「伝わらない」からはじまる

カイコウラ14日目。今日も引き続き、緑色の橋のたもとの広場で編み進めた。月曜日ということもあって、ちらほらと参加者がいるといった1日だった。これまではアシスタントのような形で関係者や地元の方が一緒に編んでくれていたので、なんだかんだ彼らが参加者と対話してくれていたのだが、今日は自分1人だったので、ちょっと心細かった。英語でのコミュニケーション能力が問われることになったが、網を編んでいるということもあり、まぁ、どうにかなった。

 

そういえば、ここしばらくずっと英語での会話の中にいる。レジデンスにもShared Linesチームですでに8人(ディレクターのリンダ、アシスタントのアンバー、アーティストのオードリーとジェイソン、カメラマンのジョン、インストーラーのシェインとディーン、そして自分)と共同生活をしており、これから会期のはじまりに向けてさらに人は増えていく。名前を覚えるのにもひと苦労だが、しばらくその環境にいると、さすがに耳が慣れてくるようで、対話の中から聞き拾える言葉が増えてくる。元々知らない英単語はどうにもならないが、何を伝えたいのかは、おおよそ分かるようになってきた。(というか、分かるように言ってくれているというのもあるのだが、、、笑)

 

やり方としては、聞き拾えた言葉をヒントにその前後の会話の流れや、話し手の表情や、その時の状況から、想像力をフルに使って、話している内容に近づいていく。

* * * * * * * * *

課題の説明: 上のカイコウラ滞在記を、最後の文の後から書き継いでください。 この後に並ぶ項目は、この作業には関係しません。

生の記録:
* * * * * * * * *

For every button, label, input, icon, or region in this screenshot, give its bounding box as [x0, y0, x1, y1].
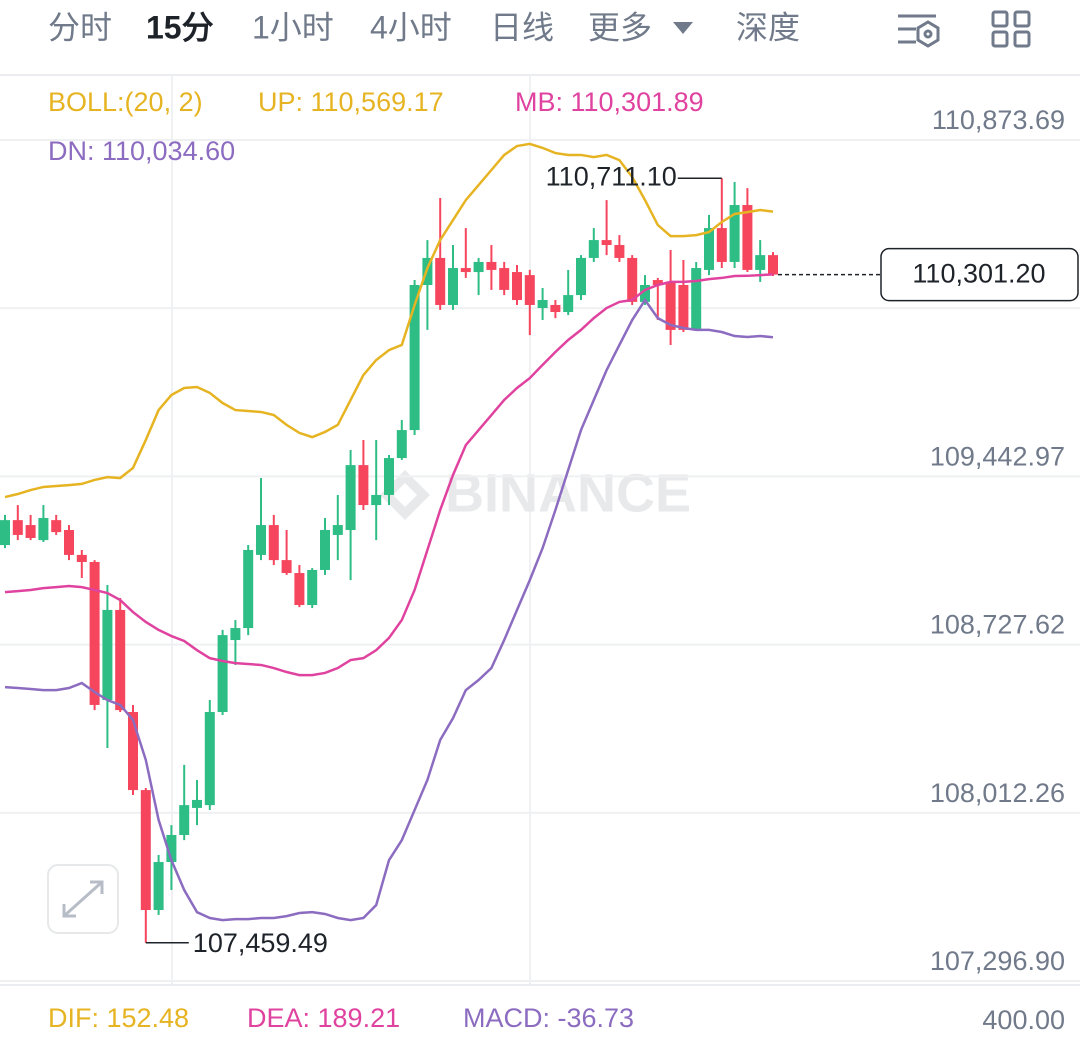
macd-legend: DIF: 152.48: [48, 1003, 189, 1033]
tab[interactable]: 1小时: [252, 9, 334, 45]
candle-body: [51, 520, 62, 533]
candle-body: [537, 300, 548, 309]
candle-body: [294, 573, 305, 606]
candle-body: [128, 712, 138, 791]
macd-legend: DEA: 189.21: [247, 1003, 400, 1033]
tab[interactable]: 深度: [736, 9, 800, 45]
bollinger-line: [4, 297, 774, 922]
candle-body: [307, 569, 318, 606]
candle-body: [38, 518, 49, 541]
candle-body: [281, 560, 292, 574]
candle-body: [409, 284, 420, 431]
candle-body: [588, 240, 599, 258]
y-tick-label: 110,873.69: [932, 105, 1065, 135]
candle-body: [25, 525, 36, 538]
tab[interactable]: 更多: [588, 9, 652, 45]
last-price-label: 110,301.20: [912, 259, 1045, 289]
candle-body: [486, 261, 497, 270]
candle-body: [524, 275, 535, 305]
last-price-box: [880, 247, 1079, 302]
candle-body: [192, 799, 202, 808]
candle-body: [742, 205, 753, 270]
candle-body: [768, 255, 778, 275]
tab[interactable]: 4小时: [370, 9, 452, 45]
tab[interactable]: 15分: [146, 9, 214, 45]
candle-body: [140, 790, 151, 910]
candle-body: [448, 268, 458, 305]
candle-body: [256, 525, 266, 555]
candle-body: [243, 549, 254, 629]
candle-body: [665, 281, 676, 330]
candle-body: [179, 805, 190, 835]
candle-body: [102, 609, 113, 701]
candle-body: [320, 530, 330, 570]
candle-body: [217, 635, 228, 712]
candle-body: [115, 609, 126, 711]
candle-body: [499, 268, 510, 290]
candle-body: [89, 561, 100, 705]
candle-body: [755, 255, 766, 270]
candle-body: [512, 272, 522, 301]
candle-body: [614, 245, 625, 258]
y-tick-label: 108,012.26: [930, 778, 1065, 808]
y-tick-label: 107,296.90: [930, 946, 1065, 976]
candle-body: [601, 240, 612, 246]
candle-body: [640, 284, 650, 302]
candle-body: [76, 554, 87, 562]
dropdown-arrow[interactable]: [673, 22, 693, 34]
candle-body: [358, 465, 369, 506]
legend-label: BOLL:(20, 2): [48, 87, 203, 117]
annotation: 110,711.10: [546, 161, 677, 191]
candle-body: [550, 304, 561, 313]
candle-body: [473, 261, 484, 273]
candle-body: [12, 520, 23, 535]
tab[interactable]: 日线: [490, 9, 554, 45]
candle-body: [729, 205, 740, 262]
candle-body: [435, 257, 446, 305]
candle-body: [268, 525, 279, 561]
candle-body: [230, 628, 241, 641]
candle-body: [0, 520, 10, 546]
bollinger-line: [4, 142, 774, 499]
candle-body: [345, 465, 356, 530]
settings-icon[interactable]: [898, 14, 940, 48]
candle-body: [396, 430, 407, 459]
layout-icon[interactable]: [991, 10, 1031, 48]
macd-axis-label: 400.00: [982, 1005, 1065, 1035]
macd-legend: MACD: -36.73: [463, 1003, 634, 1033]
candle-body: [691, 268, 702, 330]
candle-body: [652, 280, 663, 285]
candle-body: [627, 257, 638, 302]
candle-body: [576, 257, 586, 296]
tab[interactable]: 分时: [48, 9, 112, 45]
annotation: 107,459.49: [193, 928, 328, 958]
candle-body: [153, 862, 164, 910]
expand-button[interactable]: [47, 864, 119, 934]
y-tick-label: 109,442.97: [930, 442, 1065, 472]
legend-label: DN: 110,034.60: [48, 136, 235, 166]
candle-body: [678, 284, 689, 330]
bollinger-line: [4, 273, 774, 677]
candle-body: [166, 834, 177, 863]
legend-label: UP: 110,569.17: [258, 87, 444, 117]
candle-body: [332, 525, 343, 535]
y-tick-label: 108,727.62: [930, 610, 1065, 640]
candle-body: [704, 228, 714, 270]
legend-label: MB: 110,301.89: [515, 87, 704, 117]
candle-body: [716, 228, 727, 262]
candle-body: [64, 530, 74, 555]
candle-body: [460, 268, 471, 273]
candle-body: [371, 494, 382, 506]
candle-body: [563, 295, 574, 313]
candle-body: [204, 712, 215, 806]
candle-body: [384, 458, 394, 495]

* * * * * * * * *

課題への回答:
 

そういえば、自分はどこに行っても同じスタイルだ。英語、ロシア語、スペイン語、ポルトガル語などなど。そこには、ちゃんと理解できない申し訳なさと、伝えきれないもどかしさといった、言語コミュニケーションでのストレスはあるのだが、自分は意外とこういったアウェイの状況が嫌いではない。

 

言葉を乗り越えるために、たくさん観察し、可能な限りのやり方で表現し伝えよう理解しようと試みる。この全感覚を使っているような感じが好きなのだ。

 

普段から慣れたコミュニケーション環境にいると、聞こえていたり、見えていても認識していなかったりといったことがよくある。要は、網膜に映っていても鼓膜が響いていても、意識していなかったら、何1つとして届いていないのと同じなのだ。

 

そこには表現の本質がある。伝える側と受取る側、互いの歩み寄りで表現が成立する。ここでの歩み寄りとは想像力のことだ。豊かな表現とは、伝える側と受取る側の豊かな想像力のことであり、私が考える豊かな未来というのは、想像力を持って丁寧に他者や自然と向き合う世界だ。

 

その根っこになるのが、分からない、伝わらないという不自由さである。不自由さがあるから分かりたい、伝えたいという気持ちが生まれ、丁寧に他者と世界と向き合うようになる。慣れてしまうと、いつしか伝わることが当たり前のようになっている。だが、「伝わらない」ことが表現の核であることを忘れてはならない。

 

不自由なコミュニケーション環境が表現を鍛え発達させる。

 

今、2階のリビングでこの日記を書いている。時間は23時。みんなは軽く飲み始めている。パソコンに向かって難しい顔をしていたのか、「Yasu, Still working」と言って、オードリーが白ワインをグラスに注いで持ってきてくれた。何かが伝わった(笑)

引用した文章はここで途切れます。